Task brief
Every record must be written out once more, with nothing added or omitted.

Source records
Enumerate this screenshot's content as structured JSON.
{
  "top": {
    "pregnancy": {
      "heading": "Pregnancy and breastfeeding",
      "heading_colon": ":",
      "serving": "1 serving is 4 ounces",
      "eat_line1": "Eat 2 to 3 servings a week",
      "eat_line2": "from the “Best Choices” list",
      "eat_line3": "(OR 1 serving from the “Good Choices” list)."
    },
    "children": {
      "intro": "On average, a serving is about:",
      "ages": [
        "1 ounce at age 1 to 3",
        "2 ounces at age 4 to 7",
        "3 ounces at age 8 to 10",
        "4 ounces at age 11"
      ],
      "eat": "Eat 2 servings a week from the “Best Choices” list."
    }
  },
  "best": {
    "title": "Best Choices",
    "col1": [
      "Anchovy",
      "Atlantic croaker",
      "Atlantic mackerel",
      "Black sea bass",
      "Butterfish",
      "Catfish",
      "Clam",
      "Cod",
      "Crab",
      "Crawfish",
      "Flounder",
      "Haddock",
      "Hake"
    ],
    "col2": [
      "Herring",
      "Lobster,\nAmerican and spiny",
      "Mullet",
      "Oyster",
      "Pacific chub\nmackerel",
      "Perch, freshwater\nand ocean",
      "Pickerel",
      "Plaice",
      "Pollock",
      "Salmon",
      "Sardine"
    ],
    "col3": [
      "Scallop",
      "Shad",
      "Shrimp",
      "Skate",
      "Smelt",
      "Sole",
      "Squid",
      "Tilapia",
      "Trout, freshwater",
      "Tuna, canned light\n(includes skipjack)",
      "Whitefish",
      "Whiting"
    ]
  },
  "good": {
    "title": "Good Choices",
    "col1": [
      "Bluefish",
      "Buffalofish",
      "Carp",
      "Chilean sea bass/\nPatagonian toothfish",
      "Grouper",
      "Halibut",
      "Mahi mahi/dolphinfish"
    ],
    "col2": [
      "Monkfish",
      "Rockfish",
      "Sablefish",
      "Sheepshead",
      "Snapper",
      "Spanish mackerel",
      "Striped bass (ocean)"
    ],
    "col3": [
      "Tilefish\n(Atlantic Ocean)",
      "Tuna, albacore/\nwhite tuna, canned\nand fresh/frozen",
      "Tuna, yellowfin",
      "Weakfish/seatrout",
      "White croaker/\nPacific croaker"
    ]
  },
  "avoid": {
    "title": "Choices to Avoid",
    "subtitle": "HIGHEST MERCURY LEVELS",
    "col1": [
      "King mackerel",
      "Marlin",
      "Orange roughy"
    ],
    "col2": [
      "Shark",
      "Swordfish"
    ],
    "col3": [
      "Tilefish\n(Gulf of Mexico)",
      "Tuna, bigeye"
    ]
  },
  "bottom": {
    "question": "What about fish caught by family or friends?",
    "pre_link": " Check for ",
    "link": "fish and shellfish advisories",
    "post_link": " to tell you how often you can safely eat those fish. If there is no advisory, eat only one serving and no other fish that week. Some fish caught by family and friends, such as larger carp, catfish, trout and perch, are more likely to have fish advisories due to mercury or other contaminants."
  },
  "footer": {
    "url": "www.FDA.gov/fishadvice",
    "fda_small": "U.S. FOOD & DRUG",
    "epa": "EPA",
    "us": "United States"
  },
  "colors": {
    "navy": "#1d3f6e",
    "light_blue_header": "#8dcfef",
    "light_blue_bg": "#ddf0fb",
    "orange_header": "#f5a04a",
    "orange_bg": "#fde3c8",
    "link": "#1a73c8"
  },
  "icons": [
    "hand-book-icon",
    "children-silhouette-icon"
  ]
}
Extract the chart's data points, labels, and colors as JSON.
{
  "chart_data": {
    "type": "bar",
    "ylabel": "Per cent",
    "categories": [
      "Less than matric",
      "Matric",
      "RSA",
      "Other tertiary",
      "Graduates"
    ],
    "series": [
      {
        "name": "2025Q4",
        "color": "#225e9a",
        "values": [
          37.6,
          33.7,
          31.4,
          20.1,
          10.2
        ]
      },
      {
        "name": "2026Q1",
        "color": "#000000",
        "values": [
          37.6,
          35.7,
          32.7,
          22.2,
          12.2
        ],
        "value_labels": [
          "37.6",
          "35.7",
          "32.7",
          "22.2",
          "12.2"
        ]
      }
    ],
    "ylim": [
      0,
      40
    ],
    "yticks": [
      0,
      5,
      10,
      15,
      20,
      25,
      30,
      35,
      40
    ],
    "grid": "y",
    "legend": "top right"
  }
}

Result
Enumerate this screenshot's content as structured JSON.
{
  "top": {
    "pregnancy": {
      "heading": "Pregnancy and breastfeeding",
      "heading_colon": ":",
      "serving": "1 serving is 4 ounces",
      "eat_line1": "Eat 2 to 3 servings a week",
      "eat_line2": "from the “Best Choices” list",
      "eat_line3": "(OR 1 serving from the “Good Choices” list)."
    },
    "children": {
      "intro": "On average, a serving is about:",
      "ages": [
        "1 ounce at age 1 to 3",
        "2 ounces at age 4 to 7",
        "3 ounces at age 8 to 10",
        "4 ounces at age 11"
      ],
      "eat": "Eat 2 servings a week from the “Best Choices” list."
    }
  },
  "best": {
    "title": "Best Choices",
    "col1": [
      "Anchovy",
      "Atlantic croaker",
      "Atlantic mackerel",
      "Black sea bass",
      "Butterfish",
      "Catfish",
      "Clam",
      "Cod",
      "Crab",
      "Crawfish",
      "Flounder",
      "Haddock",
      "Hake"
    ],
    "col2": [
      "Herring",
      "Lobster,\nAmerican and spiny",
      "Mullet",
      "Oyster",
      "Pacific chub\nmackerel",
      "Perch, freshwater\nand ocean",
      "Pickerel",
      "Plaice",
      "Pollock",
      "Salmon",
      "Sardine"
    ],
    "col3": [
      "Scallop",
      "Shad",
      "Shrimp",
      "Skate",
      "Smelt",
      "Sole",
      "Squid",
      "Tilapia",
      "Trout, freshwater",
      "Tuna, canned light\n(includes skipjack)",
      "Whitefish",
      "Whiting"
    ]
  },
  "good": {
    "title": "Good Choices",
    "col1": [
      "Bluefish",
      "Buffalofish",
      "Carp",
      "Chilean sea bass/\nPatagonian toothfish",
      "Grouper",
      "Halibut",
      "Mahi mahi/dolphinfish"
    ],
    "col2": [
      "Monkfish",
      "Rockfish",
      "Sablefish",
      "Sheepshead",
      "Snapper",
      "Spanish mackerel",
      "Striped bass (ocean)"
    ],
    "col3": [
      "Tilefish\n(Atlantic Ocean)",
      "Tuna, albacore/\nwhite tuna, canned\nand fresh/frozen",
      "Tuna, yellowfin",
      "Weakfish/seatrout",
      "White croaker/\nPacific croaker"
    ]
  },
  "avoid": {
    "title": "Choices to Avoid",
    "subtitle": "HIGHEST MERCURY LEVELS",
    "col1": [
      "King mackerel",
      "Marlin",
      "Orange roughy"
    ],
    "col2": [
      "Shark",
      "Swordfish"
    ],
    "col3": [
      "Tilefish\n(Gulf of Mexico)",
      "Tuna, bigeye"
    ]
  },
  "bottom": {
    "question": "What about fish caught by family or friends?",
    "pre_link": " Check for ",
    "link": "fish and shellfish advisories",
    "post_link": " to tell you how often you can safely eat those fish. If there is no advisory, eat only one serving and no other fish that week. Some fish caught by family and friends, such as larger carp, catfish, trout and perch, are more likely to have fish advisories due to mercury or other contaminants."
  },
  "footer": {
    "url": "www.FDA.gov/fishadvice",
    "fda_small": "U.S. FOOD & DRUG",
    "epa": "EPA",
    "us": "United States"
  },
  "colors": {
    "navy": "#1d3f6e",
    "light_blue_header": "#8dcfef",
    "light_blue_bg": "#ddf0fb",
    "orange_header": "#f5a04a",
    "orange_bg": "#fde3c8",
    "link": "#1a73c8"
  },
  "icons": [
    "hand-book-icon",
    "children-silhouette-icon"
  ]
}
Extract the chart's data points, labels, and colors as JSON.
{
  "chart_data": {
    "type": "bar",
    "ylabel": "Per cent",
    "categories": [
      "Less than matric",
      "Matric",
      "RSA",
      "Other tertiary",
      "Graduates"
    ],
    "series": [
      {
        "name": "2025Q4",
        "color": "#225e9a",
        "values": [
          37.6,
          33.7,
          31.4,
          20.1,
          10.2
        ]
      },
      {
        "name": "2026Q1",
        "color": "#000000",
        "values": [
          37.6,
          35.7,
          32.7,
          22.2,
          12.2
        ],
        "value_labels": [
          "37.6",
          "35.7",
          "32.7",
          "22.2",
          "12.2"
        ]
      }
    ],
    "ylim": [
      0,
      40
    ],
    "yticks": [
      0,
      5,
      10,
      15,
      20,
      25,
      30,
      35,
      40
    ],
    "grid": "y",
    "legend": "top right"
  }
}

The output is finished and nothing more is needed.